● **抜粋本文**

::::::::::

泥囲いに油のような黒い水を注ぐ 赤土を入れ枯れ草を混ぜる
煙草の吸い殻 着古したぼろ切れ 汗に鼻水 抜けた毛髪はがれた
爪 皮膚のかけら傷口の血と膿 食い散らした巻き貝二枚貝の殻
炒った南瓜やはしばみの殻 ときに漏らす石榴色の尿
足で捏ね 両手で木枠にたたき込む
底なしの木枠は縦一肘横半肘厚さ四半肘

数を増やし地べたに並ぶ日干しれんが
朝から何個つくったのだろう わからない
乾いたれんがを 誰がどこに運ぶのだろう 気にとめない
きょうはあと何個 というよりただ日の暮れるまで

物見舟には気温がなく気象もない 此岸を見透かす淡い光
岸辺では 陽がのぼり気温が急に高まってきた様子
朦朧としてくる日焼け男 陽炎に焦げ縮れ からだを震わす
ふと顔を上げれば 河の中空に揺れ動く見慣れない光景
光放つ逆さまの舟 雪を戴く逆さまの火山 一束の薪になって転が
る高層の建物群 ひとりでに捲れる経本に似た河面の波 なんだあ
れは しかしどこかで見たような眼のなかの情景 身に覚えのない
彷徨の記憶
顔を泥に戻せば もう忘れる いま見たこと いま思ったこと

逆さまの舟がゆっくりと流れを遡る
岸辺で目眩に耐える日焼け男
あれはね おれたちの倅なんだ 思わず漏れ出る言葉
物見舟の眼にもう幾十年も曝されてきた此岸の男
小さな手で泥を木枠に叩きつけていた 肋骨浮き出た十に満たない
父なし子
いまでは白髪まじりの痩せこけた日焼け男 やにで黒く染まった歯
を見せてなにをひとり笑う 河の中空になにを見た
半分はこの地に馴化した細く柔らかな体躯
半分はこの地に見かけない幅広の顔立ち
父なし子なんてこの世にいない
あれはね おれたちみんなの実の倅なんだ

そのうちに十分に老い 耳遠く目はかすむ でも日干しれんがをつ
くり続けているだろう 手足屈めて泥囲いにのめり込むまで

そして泥のなかで 骨片 肉片 皮膚片となって消えるのだ
乾いたれんがを誰がどこに運ぶのか わからない 気にとめない

油のような黒い水で口を濯ぎ 髪を梳かし すべてを措いて
泳いで来い 河の中程まで

物見舟は光を消して ゆっくりと流れを遡る

 2年ぶりの第7詩集になるのではないかと思います。ここでは巻頭のタイトルポエムを紹介してみました。私には三途の河がイメージされます。〈物見舟の眼にもう幾十年も曝されて〉、〈泥のなかで 骨片 肉片 皮膚片となって消える〉のは、〈白髪まじりの痩せこけた日焼け男〉のみならず、私たちそのもののように思われます。

::::::::::

● **抽出データ**
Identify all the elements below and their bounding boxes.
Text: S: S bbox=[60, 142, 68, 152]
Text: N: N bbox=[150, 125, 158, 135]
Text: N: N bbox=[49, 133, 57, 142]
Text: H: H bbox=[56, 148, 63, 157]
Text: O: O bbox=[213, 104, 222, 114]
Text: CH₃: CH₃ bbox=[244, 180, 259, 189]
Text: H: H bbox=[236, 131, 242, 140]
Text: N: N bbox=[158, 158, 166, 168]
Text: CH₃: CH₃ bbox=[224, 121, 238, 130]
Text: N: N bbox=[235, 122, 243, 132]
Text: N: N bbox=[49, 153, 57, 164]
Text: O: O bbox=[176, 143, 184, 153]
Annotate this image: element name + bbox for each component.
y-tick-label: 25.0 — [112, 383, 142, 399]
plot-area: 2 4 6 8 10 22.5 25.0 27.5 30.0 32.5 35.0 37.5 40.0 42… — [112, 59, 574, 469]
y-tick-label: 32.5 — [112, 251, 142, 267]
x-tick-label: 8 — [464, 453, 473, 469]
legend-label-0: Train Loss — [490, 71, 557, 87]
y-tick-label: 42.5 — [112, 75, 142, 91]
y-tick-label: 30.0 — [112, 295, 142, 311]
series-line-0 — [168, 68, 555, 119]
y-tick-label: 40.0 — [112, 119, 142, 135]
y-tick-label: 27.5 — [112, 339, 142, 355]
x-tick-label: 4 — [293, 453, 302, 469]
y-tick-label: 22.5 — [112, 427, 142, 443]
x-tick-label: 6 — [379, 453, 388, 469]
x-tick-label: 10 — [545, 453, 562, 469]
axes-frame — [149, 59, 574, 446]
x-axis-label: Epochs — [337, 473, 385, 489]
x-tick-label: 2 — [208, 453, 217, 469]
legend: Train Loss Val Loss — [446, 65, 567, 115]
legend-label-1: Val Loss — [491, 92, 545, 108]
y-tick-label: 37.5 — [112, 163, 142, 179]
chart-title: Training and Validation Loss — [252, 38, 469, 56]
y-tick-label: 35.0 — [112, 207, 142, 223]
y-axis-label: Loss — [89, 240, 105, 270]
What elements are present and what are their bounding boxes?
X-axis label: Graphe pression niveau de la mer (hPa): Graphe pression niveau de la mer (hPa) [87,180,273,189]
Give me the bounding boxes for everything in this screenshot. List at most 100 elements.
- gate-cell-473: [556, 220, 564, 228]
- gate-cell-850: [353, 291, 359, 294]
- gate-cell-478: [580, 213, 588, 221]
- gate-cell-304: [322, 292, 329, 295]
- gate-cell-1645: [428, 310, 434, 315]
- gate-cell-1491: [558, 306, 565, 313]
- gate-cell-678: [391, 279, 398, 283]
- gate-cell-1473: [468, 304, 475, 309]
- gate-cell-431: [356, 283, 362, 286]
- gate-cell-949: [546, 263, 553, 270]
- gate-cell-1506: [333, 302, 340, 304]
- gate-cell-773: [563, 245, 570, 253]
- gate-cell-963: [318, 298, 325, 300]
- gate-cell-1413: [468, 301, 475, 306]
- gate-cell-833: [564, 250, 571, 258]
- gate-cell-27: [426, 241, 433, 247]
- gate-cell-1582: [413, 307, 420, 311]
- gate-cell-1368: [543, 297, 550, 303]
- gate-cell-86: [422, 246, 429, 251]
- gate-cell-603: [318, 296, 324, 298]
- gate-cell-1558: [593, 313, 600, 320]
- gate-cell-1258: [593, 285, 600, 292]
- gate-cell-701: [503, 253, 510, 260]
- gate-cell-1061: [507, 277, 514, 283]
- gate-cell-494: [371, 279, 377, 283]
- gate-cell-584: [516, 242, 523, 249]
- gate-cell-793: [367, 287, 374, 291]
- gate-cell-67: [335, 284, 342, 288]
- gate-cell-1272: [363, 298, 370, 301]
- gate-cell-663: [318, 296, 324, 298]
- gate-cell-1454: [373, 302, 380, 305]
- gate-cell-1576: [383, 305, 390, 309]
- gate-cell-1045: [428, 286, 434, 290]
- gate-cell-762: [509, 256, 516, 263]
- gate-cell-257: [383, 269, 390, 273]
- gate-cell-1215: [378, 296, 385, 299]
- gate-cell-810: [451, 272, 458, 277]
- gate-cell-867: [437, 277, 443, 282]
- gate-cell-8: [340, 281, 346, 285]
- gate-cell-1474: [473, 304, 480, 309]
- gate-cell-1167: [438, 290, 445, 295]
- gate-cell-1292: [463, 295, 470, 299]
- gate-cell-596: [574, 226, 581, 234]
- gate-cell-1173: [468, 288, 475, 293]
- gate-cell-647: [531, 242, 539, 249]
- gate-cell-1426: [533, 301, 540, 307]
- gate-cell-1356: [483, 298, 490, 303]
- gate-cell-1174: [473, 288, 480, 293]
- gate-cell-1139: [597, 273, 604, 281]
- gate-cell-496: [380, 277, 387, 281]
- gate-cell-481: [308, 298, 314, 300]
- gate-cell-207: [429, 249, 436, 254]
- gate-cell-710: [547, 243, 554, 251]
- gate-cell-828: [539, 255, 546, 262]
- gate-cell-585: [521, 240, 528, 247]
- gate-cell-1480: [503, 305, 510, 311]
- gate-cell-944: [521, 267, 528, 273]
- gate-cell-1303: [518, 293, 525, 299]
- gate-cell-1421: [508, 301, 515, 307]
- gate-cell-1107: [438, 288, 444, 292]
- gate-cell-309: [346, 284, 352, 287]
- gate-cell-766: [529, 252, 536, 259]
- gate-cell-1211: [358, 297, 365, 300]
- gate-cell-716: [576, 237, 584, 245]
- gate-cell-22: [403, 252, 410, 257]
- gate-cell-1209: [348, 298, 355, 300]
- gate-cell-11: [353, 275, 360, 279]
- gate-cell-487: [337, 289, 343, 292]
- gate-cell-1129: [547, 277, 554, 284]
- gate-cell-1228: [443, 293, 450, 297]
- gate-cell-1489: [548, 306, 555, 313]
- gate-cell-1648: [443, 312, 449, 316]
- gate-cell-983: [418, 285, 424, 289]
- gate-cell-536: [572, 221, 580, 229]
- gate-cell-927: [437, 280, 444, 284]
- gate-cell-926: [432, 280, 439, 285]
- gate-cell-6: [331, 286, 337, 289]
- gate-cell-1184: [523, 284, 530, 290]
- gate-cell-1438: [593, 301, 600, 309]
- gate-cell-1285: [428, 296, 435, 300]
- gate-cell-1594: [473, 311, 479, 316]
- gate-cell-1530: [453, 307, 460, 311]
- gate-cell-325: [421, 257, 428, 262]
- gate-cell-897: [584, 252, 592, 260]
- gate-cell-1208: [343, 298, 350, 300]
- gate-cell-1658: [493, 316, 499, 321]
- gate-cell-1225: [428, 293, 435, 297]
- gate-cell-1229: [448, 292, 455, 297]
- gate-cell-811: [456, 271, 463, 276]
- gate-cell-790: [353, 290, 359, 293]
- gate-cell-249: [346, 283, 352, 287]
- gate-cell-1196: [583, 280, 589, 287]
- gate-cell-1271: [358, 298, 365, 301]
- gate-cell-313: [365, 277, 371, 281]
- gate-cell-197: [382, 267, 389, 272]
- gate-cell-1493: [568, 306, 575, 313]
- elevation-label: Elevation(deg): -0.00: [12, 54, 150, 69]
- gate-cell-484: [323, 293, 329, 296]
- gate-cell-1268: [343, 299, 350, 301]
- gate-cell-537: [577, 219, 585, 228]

::::::::::

● **指示**
抜粋本文の「油のような黒い水で口を濯ぎ 髪を梳かし すべてを措いて」から「骨片 肉片 皮膚片となって消える〉のは、〈白髪まじりの痩せこけた日焼け男〉のみならず、私たちそのもののように思われます。」までを、終わりの語句も含めて一字一句そのまま書き写してください。 この一覧は参照しなくて構いません。

● **作業結果**
油のような黒い水で口を濯ぎ 髪を梳かし すべてを措いて
泳いで来い 河の中程まで

物見舟は光を消して ゆっくりと流れを遡る

 2年ぶりの第7詩集になるのではないかと思います。ここでは巻頭のタイトルポエムを紹介してみました。私には三途の河がイメージされます。〈物見舟の眼にもう幾十年も曝されて〉、〈泥のなかで 骨片 肉片 皮膚片となって消える〉のは、〈白髪まじりの痩せこけた日焼け男〉のみならず、私たちそのもののように思われます。